§ EXERCISE PROMPT
Repeat the listing word for word. No pictures belong in the copy.
************
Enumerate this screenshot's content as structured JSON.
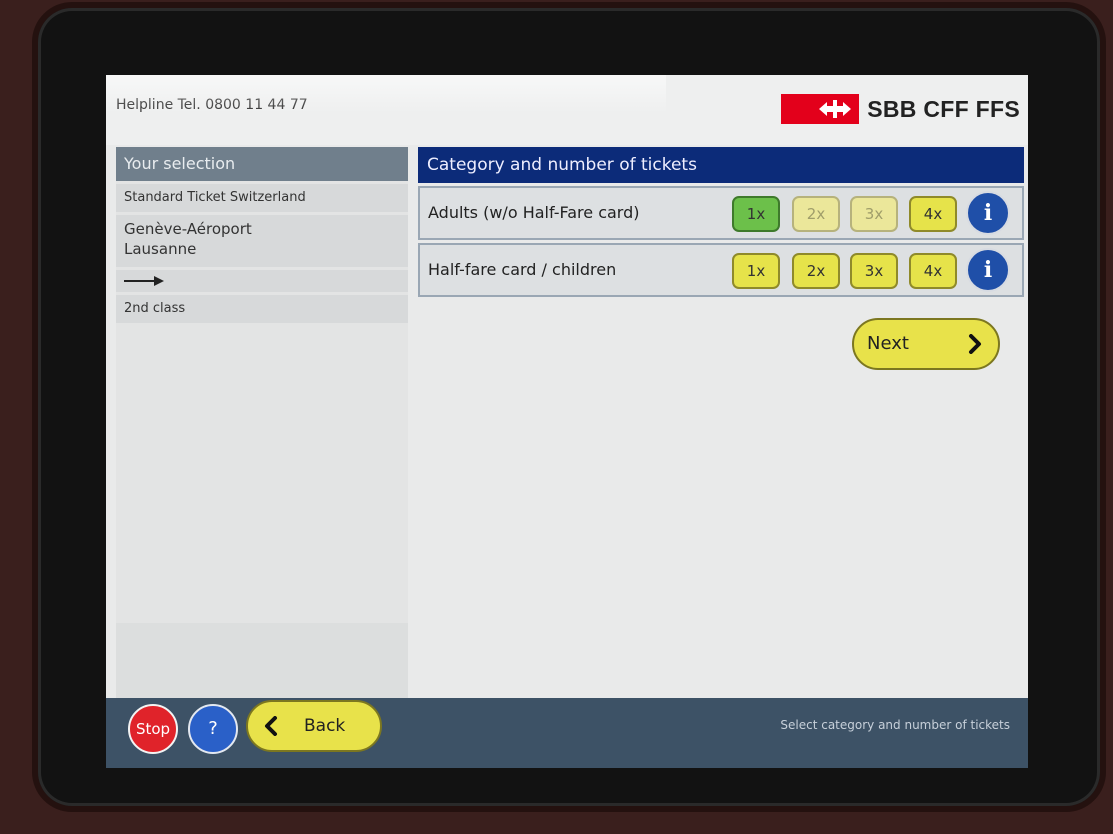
{
  "header": {
    "helpline": "Helpline  Tel. 0800 11 44 77",
    "brand": "SBB CFF FFS"
  },
  "selection": {
    "title": "Your selection",
    "ticket_type": "Standard Ticket Switzerland",
    "from": "Genève-Aéroport",
    "to": "Lausanne",
    "travel_class": "2nd class"
  },
  "main": {
    "title": "Category and number of tickets",
    "categories": [
      {
        "label": "Adults (w/o Half-Fare card)",
        "options": [
          "1x",
          "2x",
          "3x",
          "4x"
        ],
        "selected": "1x"
      },
      {
        "label": "Half-fare card / children",
        "options": [
          "1x",
          "2x",
          "3x",
          "4x"
        ],
        "selected": ""
      }
    ],
    "info_label": "i",
    "next_label": "Next"
  },
  "footer": {
    "stop_label": "Stop",
    "help_label": "?",
    "back_label": "Back",
    "status": "Select category and number of tickets"
  },
  "colors": {
    "brand_red": "#e3001b",
    "title_blue": "#0c2b79",
    "button_yellow": "#e6e34a",
    "selected_green": "#6cc04a",
    "footer_slate": "#3d5266"
  },
  "icons": [
    "sbb-logo-arrows-icon",
    "arrow-right-icon",
    "info-icon",
    "chevron-right-icon",
    "chevron-left-icon",
    "help-icon"
  ]
}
************
§ REPLY
Enumerate this screenshot's content as structured JSON.
{
  "header": {
    "helpline": "Helpline  Tel. 0800 11 44 77",
    "brand": "SBB CFF FFS"
  },
  "selection": {
    "title": "Your selection",
    "ticket_type": "Standard Ticket Switzerland",
    "from": "Genève-Aéroport",
    "to": "Lausanne",
    "travel_class": "2nd class"
  },
  "main": {
    "title": "Category and number of tickets",
    "categories": [
      {
        "label": "Adults (w/o Half-Fare card)",
        "options": [
          "1x",
          "2x",
          "3x",
          "4x"
        ],
        "selected": "1x"
      },
      {
        "label": "Half-fare card / children",
        "options": [
          "1x",
          "2x",
          "3x",
          "4x"
        ],
        "selected": ""
      }
    ],
    "info_label": "i",
    "next_label": "Next"
  },
  "footer": {
    "stop_label": "Stop",
    "help_label": "?",
    "back_label": "Back",
    "status": "Select category and number of tickets"
  },
  "colors": {
    "brand_red": "#e3001b",
    "title_blue": "#0c2b79",
    "button_yellow": "#e6e34a",
    "selected_green": "#6cc04a",
    "footer_slate": "#3d5266"
  },
  "icons": [
    "sbb-logo-arrows-icon",
    "arrow-right-icon",
    "info-icon",
    "chevron-right-icon",
    "chevron-left-icon",
    "help-icon"
  ]
}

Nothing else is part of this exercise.